** Short exercise **
Set each record down exactly, excluding all images.

Dataset entries:
※ ※ ※
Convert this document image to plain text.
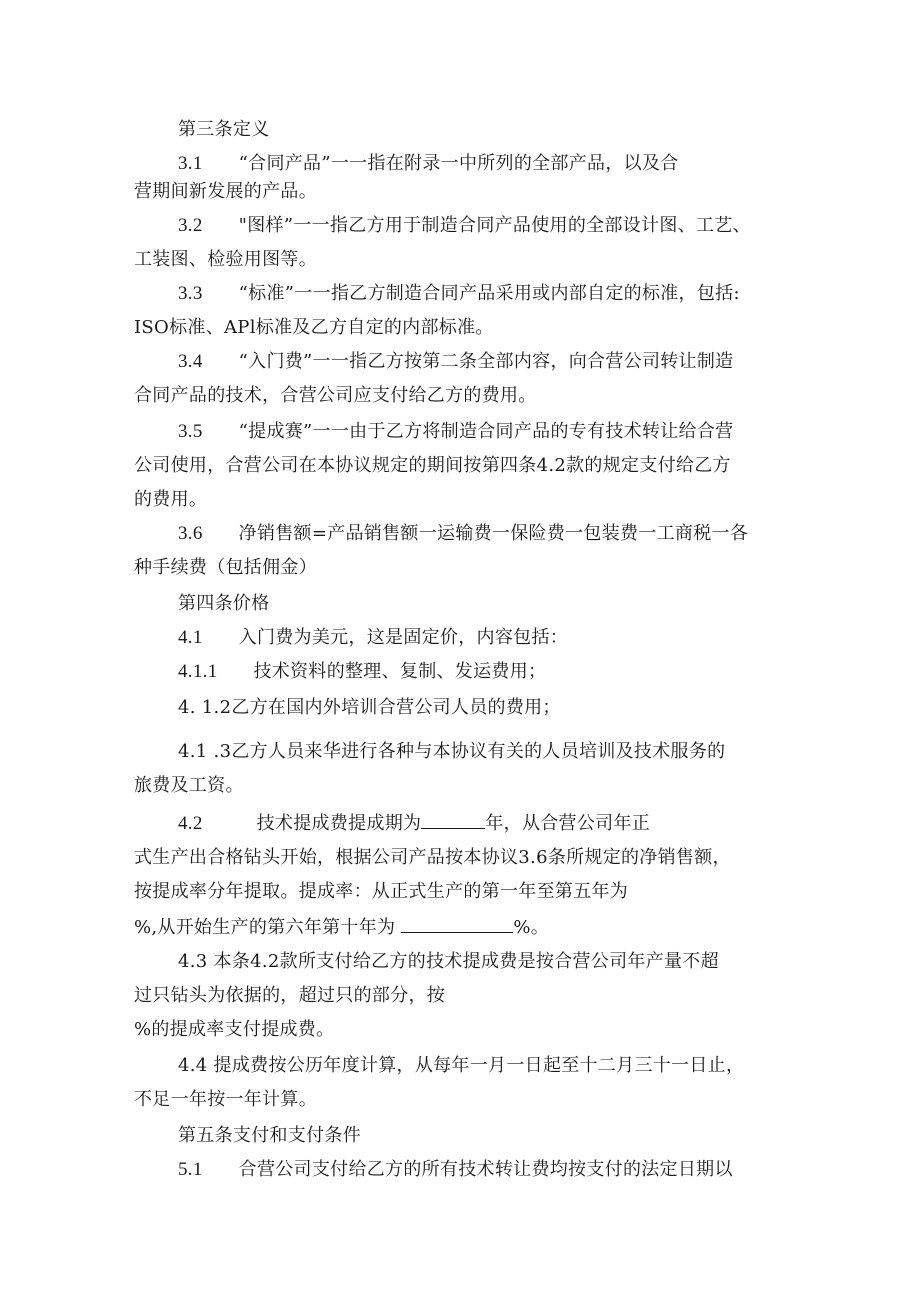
第三条定义
3.1 “合同产品”一一指在附录一中所列的全部产品，以及合
营期间新发展的产品。
3.2 "图样”一一指乙方用于制造合同产品使用的全部设计图、工艺、
工装图、检验用图等。
3.3 “标准”一一指乙方制造合同产品采用或内部自定的标准，包括:
ISO标准、APl标准及乙方自定的内部标准。
3.4 “入门费”一一指乙方按第二条全部内容，向合营公司转让制造
合同产品的技术，合营公司应支付给乙方的费用。
3.5 “提成赛”一一由于乙方将制造合同产品的专有技术转让给合营
公司使用，合营公司在本协议规定的期间按第四条4.2款的规定支付给乙方
的费用。
3.6 净销售额=产品销售额一运输费一保险费一包装费一工商税一各
种手续费（包括佣金）
第四条价格
4.1 入门费为美元，这是固定价，内容包括：
4.1.1 技术资料的整理、复制、发运费用；
4. 1.2乙方在国内外培训合营公司人员的费用；
4.1 .3乙方人员来华进行各种与本协议有关的人员培训及技术服务的
旅费及工资。
4.2	技术提成费提成期为	年，从合营公司年正
式生产出合格钻头开始，根据公司产品按本协议3.6条所规定的净销售额，
按提成率分年提取。提成率：从正式生产的第一年至第五年为
%,从开始生产的第六年第十年为	%。
4.3 本条4.2款所支付给乙方的技术提成费是按合营公司年产量不超
过只钻头为依据的，超过只的部分，按
%的提成率支付提成费。
4.4 提成费按公历年度计算，从每年一月一日起至十二月三十一日止，
不足一年按一年计算。
第五条支付和支付条件
5.1 合营公司支付给乙方的所有技术转让费均按支付的法定日期以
※ ※ ※
** Answer **
Convert this document image to plain text.
第三条定义
3.1 “合同产品”一一指在附录一中所列的全部产品，以及合
营期间新发展的产品。
3.2 "图样”一一指乙方用于制造合同产品使用的全部设计图、工艺、
工装图、检验用图等。
3.3 “标准”一一指乙方制造合同产品采用或内部自定的标准，包括:
ISO标准、APl标准及乙方自定的内部标准。
3.4 “入门费”一一指乙方按第二条全部内容，向合营公司转让制造
合同产品的技术，合营公司应支付给乙方的费用。
3.5 “提成赛”一一由于乙方将制造合同产品的专有技术转让给合营
公司使用，合营公司在本协议规定的期间按第四条4.2款的规定支付给乙方
的费用。
3.6 净销售额=产品销售额一运输费一保险费一包装费一工商税一各
种手续费（包括佣金）
第四条价格
4.1 入门费为美元，这是固定价，内容包括：
4.1.1 技术资料的整理、复制、发运费用；
4. 1.2乙方在国内外培训合营公司人员的费用；
4.1 .3乙方人员来华进行各种与本协议有关的人员培训及技术服务的
旅费及工资。
4.2	技术提成费提成期为	年，从合营公司年正
式生产出合格钻头开始，根据公司产品按本协议3.6条所规定的净销售额，
按提成率分年提取。提成率：从正式生产的第一年至第五年为
%,从开始生产的第六年第十年为	%。
4.3 本条4.2款所支付给乙方的技术提成费是按合营公司年产量不超
过只钻头为依据的，超过只的部分，按
%的提成率支付提成费。
4.4 提成费按公历年度计算，从每年一月一日起至十二月三十一日止，
不足一年按一年计算。
第五条支付和支付条件
5.1 合营公司支付给乙方的所有技术转让费均按支付的法定日期以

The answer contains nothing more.